Arrange the items as a numbered list, from the first line up to and including the line with "breadcrumb: Home >", leaving out any blank lines.

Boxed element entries
____
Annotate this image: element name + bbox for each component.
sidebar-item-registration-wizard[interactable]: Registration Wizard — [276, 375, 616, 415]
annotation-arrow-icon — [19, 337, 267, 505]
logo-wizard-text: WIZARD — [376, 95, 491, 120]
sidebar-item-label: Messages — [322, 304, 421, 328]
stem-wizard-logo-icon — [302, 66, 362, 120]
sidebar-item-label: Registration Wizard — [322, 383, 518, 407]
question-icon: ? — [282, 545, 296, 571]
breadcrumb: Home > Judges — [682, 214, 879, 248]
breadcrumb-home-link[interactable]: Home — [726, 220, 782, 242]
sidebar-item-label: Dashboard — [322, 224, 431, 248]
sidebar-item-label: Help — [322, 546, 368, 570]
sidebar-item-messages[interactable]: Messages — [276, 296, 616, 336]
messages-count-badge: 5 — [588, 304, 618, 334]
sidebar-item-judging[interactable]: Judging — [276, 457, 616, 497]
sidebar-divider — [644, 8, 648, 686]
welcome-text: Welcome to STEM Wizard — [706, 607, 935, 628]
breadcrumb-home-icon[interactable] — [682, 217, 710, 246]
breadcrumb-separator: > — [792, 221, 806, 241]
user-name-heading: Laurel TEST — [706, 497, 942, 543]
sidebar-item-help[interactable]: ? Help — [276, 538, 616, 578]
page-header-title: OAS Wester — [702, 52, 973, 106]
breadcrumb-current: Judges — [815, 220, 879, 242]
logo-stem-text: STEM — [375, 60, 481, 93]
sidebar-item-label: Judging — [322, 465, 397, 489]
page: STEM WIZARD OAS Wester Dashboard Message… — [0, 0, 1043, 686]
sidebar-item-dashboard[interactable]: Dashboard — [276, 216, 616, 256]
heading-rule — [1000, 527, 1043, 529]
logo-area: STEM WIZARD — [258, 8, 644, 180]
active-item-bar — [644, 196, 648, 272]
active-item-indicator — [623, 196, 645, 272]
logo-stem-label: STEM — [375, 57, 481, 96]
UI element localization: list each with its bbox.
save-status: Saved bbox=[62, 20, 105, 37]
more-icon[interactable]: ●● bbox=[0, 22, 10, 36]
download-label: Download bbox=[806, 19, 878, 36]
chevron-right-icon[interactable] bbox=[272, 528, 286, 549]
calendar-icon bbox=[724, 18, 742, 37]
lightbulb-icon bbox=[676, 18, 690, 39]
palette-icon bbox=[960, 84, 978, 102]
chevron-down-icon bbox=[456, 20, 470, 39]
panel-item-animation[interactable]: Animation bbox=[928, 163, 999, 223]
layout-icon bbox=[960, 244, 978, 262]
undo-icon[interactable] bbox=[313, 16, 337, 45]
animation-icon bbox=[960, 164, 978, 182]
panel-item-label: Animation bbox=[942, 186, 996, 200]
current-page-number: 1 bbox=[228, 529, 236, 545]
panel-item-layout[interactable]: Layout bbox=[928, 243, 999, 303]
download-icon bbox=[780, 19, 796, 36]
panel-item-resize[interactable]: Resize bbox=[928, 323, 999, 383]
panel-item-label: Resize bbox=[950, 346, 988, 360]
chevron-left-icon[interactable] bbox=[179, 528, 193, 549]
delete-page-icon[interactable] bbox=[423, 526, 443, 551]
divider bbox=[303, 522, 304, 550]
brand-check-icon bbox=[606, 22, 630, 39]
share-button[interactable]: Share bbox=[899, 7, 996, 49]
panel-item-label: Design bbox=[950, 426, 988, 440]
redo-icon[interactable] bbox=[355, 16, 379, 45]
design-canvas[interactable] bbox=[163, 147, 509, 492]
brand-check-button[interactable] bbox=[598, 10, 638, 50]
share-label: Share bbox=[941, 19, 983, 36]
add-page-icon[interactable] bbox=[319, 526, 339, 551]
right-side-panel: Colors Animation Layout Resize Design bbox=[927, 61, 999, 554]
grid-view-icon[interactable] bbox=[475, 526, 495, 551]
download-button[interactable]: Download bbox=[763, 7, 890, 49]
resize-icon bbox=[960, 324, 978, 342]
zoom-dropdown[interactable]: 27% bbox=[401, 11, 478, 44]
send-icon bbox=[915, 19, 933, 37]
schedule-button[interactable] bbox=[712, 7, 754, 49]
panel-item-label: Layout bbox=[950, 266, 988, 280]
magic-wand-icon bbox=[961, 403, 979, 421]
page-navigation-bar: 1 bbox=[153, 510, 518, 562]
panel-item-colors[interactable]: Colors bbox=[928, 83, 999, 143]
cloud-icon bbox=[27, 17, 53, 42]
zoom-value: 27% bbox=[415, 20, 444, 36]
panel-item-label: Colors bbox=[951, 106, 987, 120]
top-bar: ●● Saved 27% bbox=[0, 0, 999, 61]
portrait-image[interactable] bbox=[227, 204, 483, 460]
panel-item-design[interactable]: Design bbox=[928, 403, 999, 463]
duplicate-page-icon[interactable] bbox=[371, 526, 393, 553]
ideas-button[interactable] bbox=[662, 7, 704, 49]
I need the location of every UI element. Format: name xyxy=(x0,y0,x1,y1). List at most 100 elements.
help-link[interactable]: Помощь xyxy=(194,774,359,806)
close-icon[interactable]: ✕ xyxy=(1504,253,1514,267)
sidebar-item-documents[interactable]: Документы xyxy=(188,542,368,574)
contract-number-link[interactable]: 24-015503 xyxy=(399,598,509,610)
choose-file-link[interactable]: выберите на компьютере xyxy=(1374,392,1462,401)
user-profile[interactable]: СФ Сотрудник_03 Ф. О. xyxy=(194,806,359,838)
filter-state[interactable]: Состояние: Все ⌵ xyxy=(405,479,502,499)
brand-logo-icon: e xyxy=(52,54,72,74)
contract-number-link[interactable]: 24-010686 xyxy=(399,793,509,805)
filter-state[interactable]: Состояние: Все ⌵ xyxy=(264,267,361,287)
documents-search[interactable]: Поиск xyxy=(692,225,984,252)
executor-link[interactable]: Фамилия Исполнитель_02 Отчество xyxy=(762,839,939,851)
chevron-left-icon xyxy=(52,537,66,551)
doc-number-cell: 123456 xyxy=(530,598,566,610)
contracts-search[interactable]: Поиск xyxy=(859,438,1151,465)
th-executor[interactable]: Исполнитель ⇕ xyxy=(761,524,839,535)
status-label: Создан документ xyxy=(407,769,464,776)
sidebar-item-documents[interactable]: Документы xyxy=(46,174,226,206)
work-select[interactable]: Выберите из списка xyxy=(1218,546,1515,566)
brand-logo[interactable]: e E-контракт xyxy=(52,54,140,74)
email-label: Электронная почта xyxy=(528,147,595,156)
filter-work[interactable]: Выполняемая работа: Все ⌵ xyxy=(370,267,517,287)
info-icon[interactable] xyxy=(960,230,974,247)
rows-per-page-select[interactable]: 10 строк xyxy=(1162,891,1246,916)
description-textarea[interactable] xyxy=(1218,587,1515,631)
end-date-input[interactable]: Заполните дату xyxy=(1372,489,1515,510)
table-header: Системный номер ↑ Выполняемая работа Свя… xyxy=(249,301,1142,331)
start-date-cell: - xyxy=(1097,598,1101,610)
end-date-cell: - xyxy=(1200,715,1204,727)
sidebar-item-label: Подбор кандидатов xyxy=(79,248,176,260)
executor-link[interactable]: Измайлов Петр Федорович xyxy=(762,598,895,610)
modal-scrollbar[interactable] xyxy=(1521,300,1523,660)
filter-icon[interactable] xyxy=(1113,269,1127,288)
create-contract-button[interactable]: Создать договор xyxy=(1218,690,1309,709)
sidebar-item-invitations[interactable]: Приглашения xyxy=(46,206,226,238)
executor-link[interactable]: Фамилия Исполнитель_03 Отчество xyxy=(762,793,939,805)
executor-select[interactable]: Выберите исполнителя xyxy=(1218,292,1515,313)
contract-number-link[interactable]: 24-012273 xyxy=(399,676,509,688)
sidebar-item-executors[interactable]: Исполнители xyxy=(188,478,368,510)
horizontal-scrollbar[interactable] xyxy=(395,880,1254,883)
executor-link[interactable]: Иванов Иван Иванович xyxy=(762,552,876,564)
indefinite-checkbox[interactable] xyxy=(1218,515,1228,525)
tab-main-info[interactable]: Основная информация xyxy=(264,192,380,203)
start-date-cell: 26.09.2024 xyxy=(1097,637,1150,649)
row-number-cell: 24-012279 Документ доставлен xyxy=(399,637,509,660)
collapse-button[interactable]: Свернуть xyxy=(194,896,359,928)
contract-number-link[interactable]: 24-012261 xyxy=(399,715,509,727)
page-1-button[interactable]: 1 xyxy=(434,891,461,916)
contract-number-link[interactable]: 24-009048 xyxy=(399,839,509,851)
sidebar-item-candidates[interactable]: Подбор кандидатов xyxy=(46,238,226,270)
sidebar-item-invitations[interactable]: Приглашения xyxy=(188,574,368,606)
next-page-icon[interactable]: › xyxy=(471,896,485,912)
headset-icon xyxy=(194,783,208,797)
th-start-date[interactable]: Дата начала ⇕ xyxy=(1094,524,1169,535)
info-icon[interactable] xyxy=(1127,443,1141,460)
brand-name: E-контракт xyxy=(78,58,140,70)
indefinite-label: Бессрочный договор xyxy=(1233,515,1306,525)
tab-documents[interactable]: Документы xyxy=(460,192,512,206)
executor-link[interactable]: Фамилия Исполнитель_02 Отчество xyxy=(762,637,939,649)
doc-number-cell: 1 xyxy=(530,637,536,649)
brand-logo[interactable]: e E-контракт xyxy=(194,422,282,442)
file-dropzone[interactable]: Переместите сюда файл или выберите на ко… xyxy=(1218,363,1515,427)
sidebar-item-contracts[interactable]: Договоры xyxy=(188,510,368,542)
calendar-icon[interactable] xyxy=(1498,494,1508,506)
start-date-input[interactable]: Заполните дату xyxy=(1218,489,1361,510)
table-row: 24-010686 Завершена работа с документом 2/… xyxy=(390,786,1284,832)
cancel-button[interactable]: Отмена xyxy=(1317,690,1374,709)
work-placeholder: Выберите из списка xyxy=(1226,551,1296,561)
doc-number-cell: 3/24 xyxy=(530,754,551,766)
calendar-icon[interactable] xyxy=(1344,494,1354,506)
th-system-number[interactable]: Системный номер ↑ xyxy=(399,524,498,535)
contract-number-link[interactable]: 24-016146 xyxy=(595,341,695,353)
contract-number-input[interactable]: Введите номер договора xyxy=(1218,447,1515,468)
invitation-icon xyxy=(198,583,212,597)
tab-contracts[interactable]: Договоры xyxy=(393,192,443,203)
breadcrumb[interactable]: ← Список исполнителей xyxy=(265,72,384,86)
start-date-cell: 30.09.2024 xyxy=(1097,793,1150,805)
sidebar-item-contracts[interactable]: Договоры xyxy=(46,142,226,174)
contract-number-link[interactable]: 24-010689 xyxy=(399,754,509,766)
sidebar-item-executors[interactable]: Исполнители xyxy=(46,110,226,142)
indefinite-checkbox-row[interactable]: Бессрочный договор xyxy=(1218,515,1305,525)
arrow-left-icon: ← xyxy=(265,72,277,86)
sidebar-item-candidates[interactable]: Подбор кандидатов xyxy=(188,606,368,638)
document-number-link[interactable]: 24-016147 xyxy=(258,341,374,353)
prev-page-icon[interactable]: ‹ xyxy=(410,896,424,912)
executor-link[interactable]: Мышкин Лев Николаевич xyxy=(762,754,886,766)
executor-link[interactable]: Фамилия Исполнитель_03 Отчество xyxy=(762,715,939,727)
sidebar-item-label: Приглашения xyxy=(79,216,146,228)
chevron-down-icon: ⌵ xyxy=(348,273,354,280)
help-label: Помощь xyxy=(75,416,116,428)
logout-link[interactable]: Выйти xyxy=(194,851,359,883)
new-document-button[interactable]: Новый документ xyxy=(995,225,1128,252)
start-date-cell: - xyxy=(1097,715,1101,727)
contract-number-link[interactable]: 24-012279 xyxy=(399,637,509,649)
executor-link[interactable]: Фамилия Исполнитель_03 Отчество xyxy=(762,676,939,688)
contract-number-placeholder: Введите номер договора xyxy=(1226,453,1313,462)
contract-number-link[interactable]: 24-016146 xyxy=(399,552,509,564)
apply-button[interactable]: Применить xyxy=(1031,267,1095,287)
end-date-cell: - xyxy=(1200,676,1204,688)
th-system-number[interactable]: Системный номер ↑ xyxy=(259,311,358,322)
____
■ **Answer**:
1. Annotate this image: element name + bbox for each component.
2. sidebar-item-registration-wizard[interactable]: Registration Wizard — [276, 375, 616, 415]
3. annotation-arrow-icon — [19, 337, 267, 505]
4. logo-wizard-text: WIZARD — [376, 95, 491, 120]
5. sidebar-item-label: Messages — [322, 304, 421, 328]
6. stem-wizard-logo-icon — [302, 66, 362, 120]
7. sidebar-item-label: Registration Wizard — [322, 383, 518, 407]
8. question-icon: ? — [282, 545, 296, 571]
9. breadcrumb: Home > Judges — [682, 214, 879, 248]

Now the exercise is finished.